_Exercise prompt_
Gather all lines with the word "level" in them.

..........

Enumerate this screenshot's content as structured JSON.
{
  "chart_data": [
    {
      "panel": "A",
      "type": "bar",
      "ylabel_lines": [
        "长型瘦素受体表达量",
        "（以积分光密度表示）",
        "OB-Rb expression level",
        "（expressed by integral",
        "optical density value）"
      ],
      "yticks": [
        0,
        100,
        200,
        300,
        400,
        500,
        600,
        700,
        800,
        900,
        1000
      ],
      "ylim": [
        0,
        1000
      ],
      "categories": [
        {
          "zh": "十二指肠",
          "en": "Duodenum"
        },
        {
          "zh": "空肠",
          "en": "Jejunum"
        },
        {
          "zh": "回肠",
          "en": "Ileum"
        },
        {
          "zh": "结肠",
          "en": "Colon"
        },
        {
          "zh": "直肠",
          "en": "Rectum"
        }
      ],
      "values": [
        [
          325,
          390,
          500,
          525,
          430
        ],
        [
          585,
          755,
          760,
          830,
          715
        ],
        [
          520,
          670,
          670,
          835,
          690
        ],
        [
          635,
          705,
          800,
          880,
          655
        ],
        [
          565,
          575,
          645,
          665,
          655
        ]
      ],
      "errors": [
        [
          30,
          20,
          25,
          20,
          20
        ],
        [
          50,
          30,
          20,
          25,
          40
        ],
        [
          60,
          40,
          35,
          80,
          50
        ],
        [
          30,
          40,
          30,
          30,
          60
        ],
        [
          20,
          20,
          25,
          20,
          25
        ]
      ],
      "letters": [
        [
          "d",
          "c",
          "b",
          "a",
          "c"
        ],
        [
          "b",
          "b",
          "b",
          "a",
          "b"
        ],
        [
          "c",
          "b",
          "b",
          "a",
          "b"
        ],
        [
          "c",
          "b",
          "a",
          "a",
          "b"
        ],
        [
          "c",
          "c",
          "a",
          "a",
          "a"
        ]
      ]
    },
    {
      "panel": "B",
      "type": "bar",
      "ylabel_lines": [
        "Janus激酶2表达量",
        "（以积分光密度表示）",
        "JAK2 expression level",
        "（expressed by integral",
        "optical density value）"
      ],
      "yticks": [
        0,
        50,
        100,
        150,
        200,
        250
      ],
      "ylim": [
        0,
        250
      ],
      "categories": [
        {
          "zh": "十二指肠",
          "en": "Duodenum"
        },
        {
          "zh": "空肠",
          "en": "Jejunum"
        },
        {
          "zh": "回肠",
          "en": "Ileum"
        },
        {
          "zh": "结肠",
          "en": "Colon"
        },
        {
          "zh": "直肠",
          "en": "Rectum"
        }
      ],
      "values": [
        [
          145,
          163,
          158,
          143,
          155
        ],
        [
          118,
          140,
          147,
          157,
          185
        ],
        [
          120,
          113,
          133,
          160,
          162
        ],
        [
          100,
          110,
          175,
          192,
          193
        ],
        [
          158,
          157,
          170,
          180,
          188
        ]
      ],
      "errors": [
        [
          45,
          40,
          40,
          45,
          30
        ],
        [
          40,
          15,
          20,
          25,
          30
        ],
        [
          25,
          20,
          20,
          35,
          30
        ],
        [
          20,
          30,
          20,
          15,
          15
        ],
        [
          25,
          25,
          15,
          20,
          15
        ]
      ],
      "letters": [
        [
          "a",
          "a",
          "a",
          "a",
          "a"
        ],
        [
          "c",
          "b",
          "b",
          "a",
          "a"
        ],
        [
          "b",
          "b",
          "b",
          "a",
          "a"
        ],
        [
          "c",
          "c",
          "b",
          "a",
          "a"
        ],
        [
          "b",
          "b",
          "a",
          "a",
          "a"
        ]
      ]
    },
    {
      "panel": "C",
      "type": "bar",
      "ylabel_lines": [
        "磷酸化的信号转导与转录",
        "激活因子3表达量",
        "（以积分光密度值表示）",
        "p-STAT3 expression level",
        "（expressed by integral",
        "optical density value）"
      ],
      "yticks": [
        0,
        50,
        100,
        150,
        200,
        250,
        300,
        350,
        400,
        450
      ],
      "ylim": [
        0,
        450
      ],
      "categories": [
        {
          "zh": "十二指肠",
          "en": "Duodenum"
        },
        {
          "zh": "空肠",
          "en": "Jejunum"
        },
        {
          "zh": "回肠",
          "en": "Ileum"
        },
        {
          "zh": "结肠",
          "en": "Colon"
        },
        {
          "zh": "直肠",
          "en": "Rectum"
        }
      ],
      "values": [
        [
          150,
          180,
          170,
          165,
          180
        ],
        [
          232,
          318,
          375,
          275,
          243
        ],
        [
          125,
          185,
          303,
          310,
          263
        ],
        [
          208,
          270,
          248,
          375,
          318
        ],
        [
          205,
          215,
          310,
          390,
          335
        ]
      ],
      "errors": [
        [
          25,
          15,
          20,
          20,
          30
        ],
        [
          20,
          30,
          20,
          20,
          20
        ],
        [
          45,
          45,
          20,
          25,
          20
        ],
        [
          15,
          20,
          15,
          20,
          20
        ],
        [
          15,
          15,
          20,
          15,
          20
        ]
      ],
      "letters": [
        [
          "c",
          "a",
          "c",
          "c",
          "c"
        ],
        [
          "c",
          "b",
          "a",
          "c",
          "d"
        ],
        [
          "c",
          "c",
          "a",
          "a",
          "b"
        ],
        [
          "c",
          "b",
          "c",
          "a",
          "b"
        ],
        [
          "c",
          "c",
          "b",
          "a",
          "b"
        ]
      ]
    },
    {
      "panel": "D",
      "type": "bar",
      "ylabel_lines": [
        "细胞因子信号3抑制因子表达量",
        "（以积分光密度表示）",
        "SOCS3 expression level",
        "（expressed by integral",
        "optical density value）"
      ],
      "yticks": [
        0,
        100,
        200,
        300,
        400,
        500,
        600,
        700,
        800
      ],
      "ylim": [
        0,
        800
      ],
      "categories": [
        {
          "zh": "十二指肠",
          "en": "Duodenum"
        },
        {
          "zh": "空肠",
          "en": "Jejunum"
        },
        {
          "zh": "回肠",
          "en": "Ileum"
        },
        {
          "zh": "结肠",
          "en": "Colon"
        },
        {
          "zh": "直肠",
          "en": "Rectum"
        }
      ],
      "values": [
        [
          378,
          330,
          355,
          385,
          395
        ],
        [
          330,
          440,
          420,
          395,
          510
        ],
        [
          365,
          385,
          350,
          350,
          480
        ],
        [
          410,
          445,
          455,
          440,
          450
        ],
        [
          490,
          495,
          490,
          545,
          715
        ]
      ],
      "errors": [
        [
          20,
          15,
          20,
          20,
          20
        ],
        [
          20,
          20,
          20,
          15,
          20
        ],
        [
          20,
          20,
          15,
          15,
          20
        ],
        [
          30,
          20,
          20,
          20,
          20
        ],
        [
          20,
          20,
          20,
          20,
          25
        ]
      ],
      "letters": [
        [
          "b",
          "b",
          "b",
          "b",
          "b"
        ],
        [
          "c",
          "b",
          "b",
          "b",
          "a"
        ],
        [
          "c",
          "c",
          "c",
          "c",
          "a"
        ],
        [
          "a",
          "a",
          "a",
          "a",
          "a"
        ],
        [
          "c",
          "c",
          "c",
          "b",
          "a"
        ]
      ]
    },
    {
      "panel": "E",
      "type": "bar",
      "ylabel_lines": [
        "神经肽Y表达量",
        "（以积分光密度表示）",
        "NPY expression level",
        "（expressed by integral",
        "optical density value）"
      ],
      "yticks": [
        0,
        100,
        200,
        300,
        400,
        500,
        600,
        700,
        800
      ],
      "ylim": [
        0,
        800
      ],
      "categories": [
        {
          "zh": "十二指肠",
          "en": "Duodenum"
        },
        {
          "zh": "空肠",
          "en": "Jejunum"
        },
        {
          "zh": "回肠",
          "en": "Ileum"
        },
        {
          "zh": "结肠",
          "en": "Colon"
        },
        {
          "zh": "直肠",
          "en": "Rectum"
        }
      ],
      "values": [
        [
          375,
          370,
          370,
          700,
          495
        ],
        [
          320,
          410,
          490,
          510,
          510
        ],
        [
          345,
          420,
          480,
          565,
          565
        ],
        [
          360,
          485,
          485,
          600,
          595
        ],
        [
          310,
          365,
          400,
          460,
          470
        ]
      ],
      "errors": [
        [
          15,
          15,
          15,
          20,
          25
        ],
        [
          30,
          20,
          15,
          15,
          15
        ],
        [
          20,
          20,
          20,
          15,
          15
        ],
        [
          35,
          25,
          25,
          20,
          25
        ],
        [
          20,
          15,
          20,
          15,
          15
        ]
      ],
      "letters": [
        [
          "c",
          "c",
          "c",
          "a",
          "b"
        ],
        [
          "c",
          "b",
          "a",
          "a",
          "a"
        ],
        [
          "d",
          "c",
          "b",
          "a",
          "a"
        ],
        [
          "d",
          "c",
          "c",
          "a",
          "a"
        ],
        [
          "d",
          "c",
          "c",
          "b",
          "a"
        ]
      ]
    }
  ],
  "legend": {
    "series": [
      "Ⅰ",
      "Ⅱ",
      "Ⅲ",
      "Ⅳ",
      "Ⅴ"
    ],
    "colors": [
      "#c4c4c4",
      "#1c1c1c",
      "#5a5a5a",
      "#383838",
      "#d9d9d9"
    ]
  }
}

..........

_Output of the task_
        "OB-Rb expression level",
        "JAK2 expression level",
        "p-STAT3 expression level",
        "SOCS3 expression level",
        "NPY expression level",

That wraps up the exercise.